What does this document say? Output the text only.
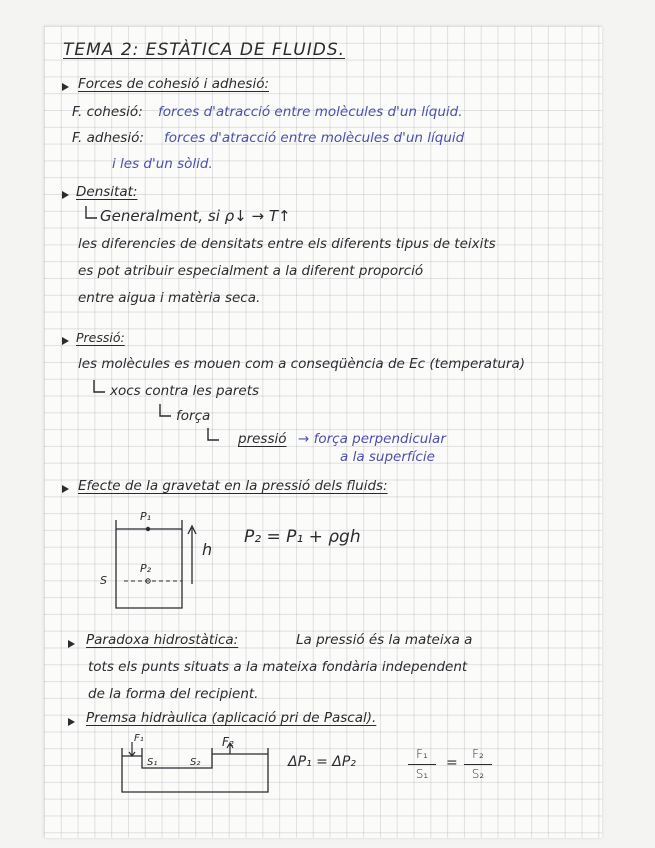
TEMA 2: ESTÀTICA DE FLUIDS.
Forces de cohesió i adhesió:
F. cohesió: forces d'atracció entre molècules d'un líquid.
F. adhesió: forces d'atracció entre molècules d'un líquid
i les d'un sòlid.
Densitat:
Generalment, si ρ↓ → T↑
les diferencies de densitats entre els diferents tipus de teixits
es pot atribuir especialment a la diferent proporció
entre aigua i matèria seca.
Pressió:
les molècules es mouen com a conseqüència de Ec (temperatura)
xocs contra les parets
força
pressió → força perpendicular
a la superfície
Efecte de la gravetat en la pressió dels fluids:
P₁
P₂
h
S
P₂ = P₁ + ρgh
Paradoxa hidrostàtica:	La pressió és la mateixa a
tots els punts situats a la mateixa fondària independent
de la forma del recipient.
Premsa hidràulica (aplicació pri de Pascal).
F₁	F₂
S₁	S₂	ΔP₁ = ΔP₂	F₁
S₁
=
F₂
S₂
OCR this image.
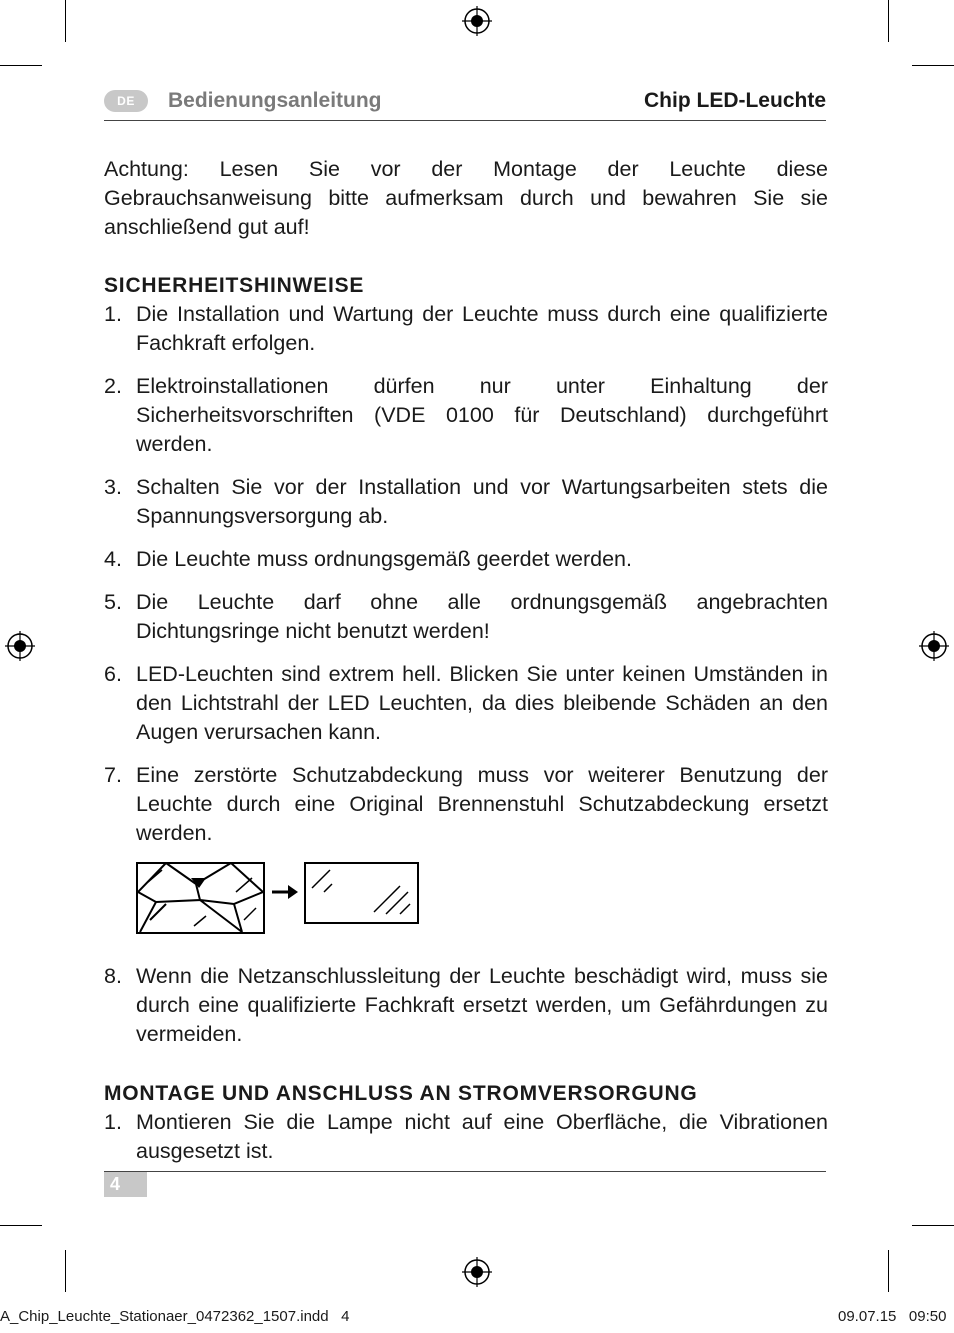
DE	Bedienungsanleitung	Chip LED-Leuchte

Achtung: Lesen Sie vor der Montage der Leuchte diese Gebrauchsanweisung bitte aufmerksam durch und bewahren Sie sie anschließend gut auf!

SICHERHEITSHINWEISE
1. Die Installation und Wartung der Leuchte muss durch eine qualifizierte Fachkraft erfolgen.
2. Elektroinstallationen dürfen nur unter Einhaltung der Sicherheitsvorschriften (VDE 0100 für Deutschland) durchgeführt werden.
3. Schalten Sie vor der Installation und vor Wartungsarbeiten stets die Spannungsversorgung ab.
4. Die Leuchte muss ordnungsgemäß geerdet werden.
5. Die Leuchte darf ohne alle ordnungsgemäß angebrachten Dichtungsringe nicht benutzt werden!
6. LED-Leuchten sind extrem hell. Blicken Sie unter keinen Umständen in den Lichtstrahl der LED Leuchten, da dies bleibende Schäden an den Augen verursachen kann.
7. Eine zerstörte Schutzabdeckung muss vor weiterer Benutzung der Leuchte durch eine Original Brennenstuhl Schutzabdeckung ersetzt werden.
8. Wenn die Netzanschlussleitung der Leuchte beschädigt wird, muss sie durch eine qualifizierte Fachkraft ersetzt werden, um Gefährdungen zu vermeiden.
MONTAGE UND ANSCHLUSS AN STROMVERSORGUNG
1. Montieren Sie die Lampe nicht auf eine Oberfläche, die Vibrationen ausgesetzt ist.
4
A_Chip_Leuchte_Stationaer_0472362_1507.indd   4	09.07.15   09:50
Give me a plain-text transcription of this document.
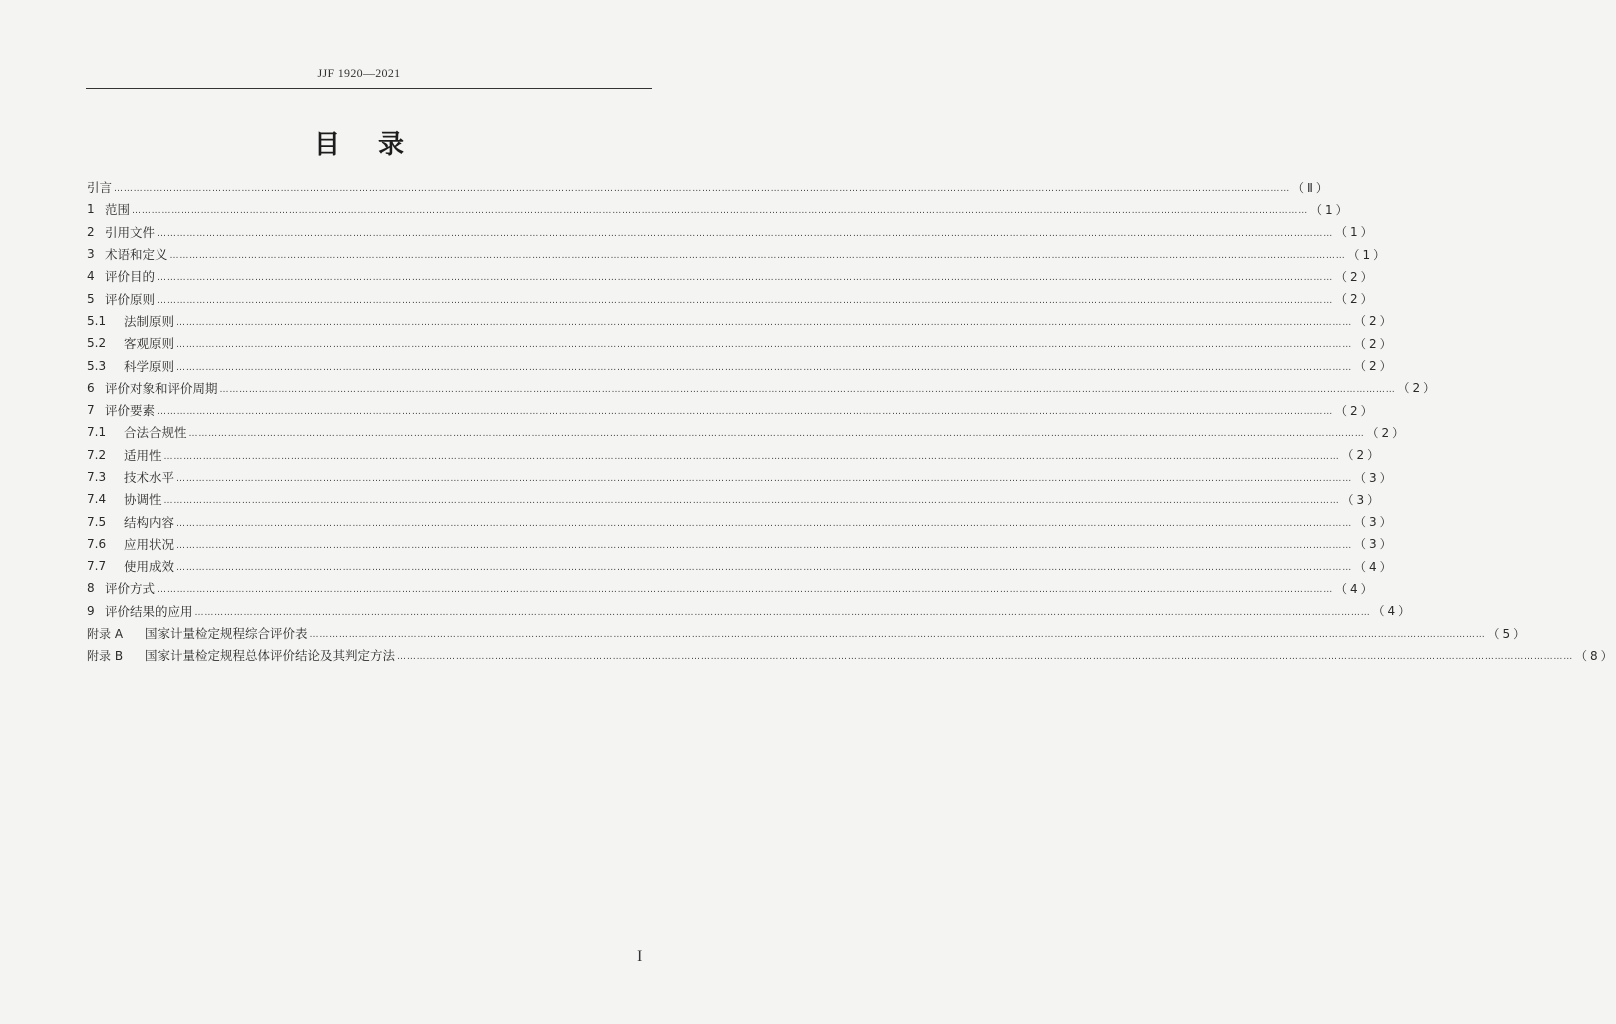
JJF 1920—2021
目录
引言 ……………………………………………………………………………………………………………………………………………………………………………………………………………………………………………………………………………………………………………………………… （Ⅱ）
1 范围 ……………………………………………………………………………………………………………………………………………………………………………………………………………………………………………………………………………………………………………………………… （1）
2 引用文件 ……………………………………………………………………………………………………………………………………………………………………………………………………………………………………………………………………………………………………………………………… （1）
3 术语和定义 ……………………………………………………………………………………………………………………………………………………………………………………………………………………………………………………………………………………………………………………………… （1）
4 评价目的 ……………………………………………………………………………………………………………………………………………………………………………………………………………………………………………………………………………………………………………………………… （2）
5 评价原则 ……………………………………………………………………………………………………………………………………………………………………………………………………………………………………………………………………………………………………………………………… （2）
5.1	法制原则 ……………………………………………………………………………………………………………………………………………………………………………………………………………………………………………………………………………………………………………………………… （2）
5.2	客观原则 ……………………………………………………………………………………………………………………………………………………………………………………………………………………………………………………………………………………………………………………………… （2）
5.3	科学原则 ……………………………………………………………………………………………………………………………………………………………………………………………………………………………………………………………………………………………………………………………… （2）
6 评价对象和评价周期 ……………………………………………………………………………………………………………………………………………………………………………………………………………………………………………………………………………………………………………………………… （2）
7 评价要素 ……………………………………………………………………………………………………………………………………………………………………………………………………………………………………………………………………………………………………………………………… （2）
7.1	合法合规性 ……………………………………………………………………………………………………………………………………………………………………………………………………………………………………………………………………………………………………………………………… （2）
7.2	适用性 ……………………………………………………………………………………………………………………………………………………………………………………………………………………………………………………………………………………………………………………………… （2）
7.3	技术水平 ……………………………………………………………………………………………………………………………………………………………………………………………………………………………………………………………………………………………………………………………… （3）
7.4	协调性 ……………………………………………………………………………………………………………………………………………………………………………………………………………………………………………………………………………………………………………………………… （3）
7.5	结构内容 ……………………………………………………………………………………………………………………………………………………………………………………………………………………………………………………………………………………………………………………………… （3）
7.6	应用状况 ……………………………………………………………………………………………………………………………………………………………………………………………………………………………………………………………………………………………………………………………… （3）
7.7	使用成效 ……………………………………………………………………………………………………………………………………………………………………………………………………………………………………………………………………………………………………………………………… （4）
8 评价方式 ……………………………………………………………………………………………………………………………………………………………………………………………………………………………………………………………………………………………………………………………… （4）
9 评价结果的应用 ……………………………………………………………………………………………………………………………………………………………………………………………………………………………………………………………………………………………………………………………… （4）
附录 A	国家计量检定规程综合评价表 ……………………………………………………………………………………………………………………………………………………………………………………………………………………………………………………………………………………………………………………………… （5）
附录 B	国家计量检定规程总体评价结论及其判定方法 ……………………………………………………………………………………………………………………………………………………………………………………………………………………………………………………………………………………………………………………………… （8）
I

+---+

EXERCISE —
Copy every record above exactly as written, but leave out the pictures.

PROBLEM SOLUTION —
What does this document say? Output the text only.
TEMA 2: ESTÀTICA DE FLUIDS.
Forces de cohesió i adhesió:
F. cohesió: forces d'atracció entre molècules d'un líquid.
F. adhesió: forces d'atracció entre molècules d'un líquid
i les d'un sòlid.
Densitat:
Generalment, si ρ↓ → T↑
les diferencies de densitats entre els diferents tipus de teixits
es pot atribuir especialment a la diferent proporció
entre aigua i matèria seca.
Pressió:
les molècules es mouen com a conseqüència de Ec (temperatura)
xocs contra les parets
força
pressió → força perpendicular
a la superfície
Efecte de la gravetat en la pressió dels fluids:
P₁
P₂
h
S
P₂ = P₁ + ρgh
Paradoxa hidrostàtica:	La pressió és la mateixa a
tots els punts situats a la mateixa fondària independent
de la forma del recipient.
Premsa hidràulica (aplicació pri de Pascal).
F₁	F₂
S₁	S₂	ΔP₁ = ΔP₂	F₁
S₁
=
F₂
S₂
OCR this image.
DE	Bedienungsanleitung	Chip LED-Leuchte

Achtung: Lesen Sie vor der Montage der Leuchte diese Gebrauchsanweisung bitte aufmerksam durch und bewahren Sie sie anschließend gut auf!

SICHERHEITSHINWEISE
1. Die Installation und Wartung der Leuchte muss durch eine qualifizierte Fachkraft erfolgen.
2. Elektroinstallationen dürfen nur unter Einhaltung der Sicherheitsvorschriften (VDE 0100 für Deutschland) durchgeführt werden.
3. Schalten Sie vor der Installation und vor Wartungsarbeiten stets die Spannungsversorgung ab.
4. Die Leuchte muss ordnungsgemäß geerdet werden.
5. Die Leuchte darf ohne alle ordnungsgemäß angebrachten Dichtungsringe nicht benutzt werden!
6. LED-Leuchten sind extrem hell. Blicken Sie unter keinen Umständen in den Lichtstrahl der LED Leuchten, da dies bleibende Schäden an den Augen verursachen kann.
7. Eine zerstörte Schutzabdeckung muss vor weiterer Benutzung der Leuchte durch eine Original Brennenstuhl Schutzabdeckung ersetzt werden.
8. Wenn die Netzanschlussleitung der Leuchte beschädigt wird, muss sie durch eine qualifizierte Fachkraft ersetzt werden, um Gefährdungen zu vermeiden.
MONTAGE UND ANSCHLUSS AN STROMVERSORGUNG
1. Montieren Sie die Lampe nicht auf eine Oberfläche, die Vibrationen ausgesetzt ist.
4
A_Chip_Leuchte_Stationaer_0472362_1507.indd   4	09.07.15   09:50
Give me a plain-text transcription of this document.
JJF 1920—2021
目录
引言 ……………………………………………………………………………………………………………………………………………………………………………………………………………………………………………………………………………………………………………………………… （Ⅱ）
1 范围 ……………………………………………………………………………………………………………………………………………………………………………………………………………………………………………………………………………………………………………………………… （1）
2 引用文件 ……………………………………………………………………………………………………………………………………………………………………………………………………………………………………………………………………………………………………………………………… （1）
3 术语和定义 ……………………………………………………………………………………………………………………………………………………………………………………………………………………………………………………………………………………………………………………………… （1）
4 评价目的 ……………………………………………………………………………………………………………………………………………………………………………………………………………………………………………………………………………………………………………………………… （2）
5 评价原则 ……………………………………………………………………………………………………………………………………………………………………………………………………………………………………………………………………………………………………………………………… （2）
5.1	法制原则 ……………………………………………………………………………………………………………………………………………………………………………………………………………………………………………………………………………………………………………………………… （2）
5.2	客观原则 ……………………………………………………………………………………………………………………………………………………………………………………………………………………………………………………………………………………………………………………………… （2）
5.3	科学原则 ……………………………………………………………………………………………………………………………………………………………………………………………………………………………………………………………………………………………………………………………… （2）
6 评价对象和评价周期 ……………………………………………………………………………………………………………………………………………………………………………………………………………………………………………………………………………………………………………………………… （2）
7 评价要素 ……………………………………………………………………………………………………………………………………………………………………………………………………………………………………………………………………………………………………………………………… （2）
7.1	合法合规性 ……………………………………………………………………………………………………………………………………………………………………………………………………………………………………………………………………………………………………………………………… （2）
7.2	适用性 ……………………………………………………………………………………………………………………………………………………………………………………………………………………………………………………………………………………………………………………………… （2）
7.3	技术水平 ……………………………………………………………………………………………………………………………………………………………………………………………………………………………………………………………………………………………………………………………… （3）
7.4	协调性 ……………………………………………………………………………………………………………………………………………………………………………………………………………………………………………………………………………………………………………………………… （3）
7.5	结构内容 ……………………………………………………………………………………………………………………………………………………………………………………………………………………………………………………………………………………………………………………………… （3）
7.6	应用状况 ……………………………………………………………………………………………………………………………………………………………………………………………………………………………………………………………………………………………………………………………… （3）
7.7	使用成效 ……………………………………………………………………………………………………………………………………………………………………………………………………………………………………………………………………………………………………………………………… （4）
8 评价方式 ……………………………………………………………………………………………………………………………………………………………………………………………………………………………………………………………………………………………………………………………… （4）
9 评价结果的应用 ……………………………………………………………………………………………………………………………………………………………………………………………………………………………………………………………………………………………………………………………… （4）
附录 A	国家计量检定规程综合评价表 ……………………………………………………………………………………………………………………………………………………………………………………………………………………………………………………………………………………………………………………………… （5）
附录 B	国家计量检定规程总体评价结论及其判定方法 ……………………………………………………………………………………………………………………………………………………………………………………………………………………………………………………………………………………………………………………………… （8）
I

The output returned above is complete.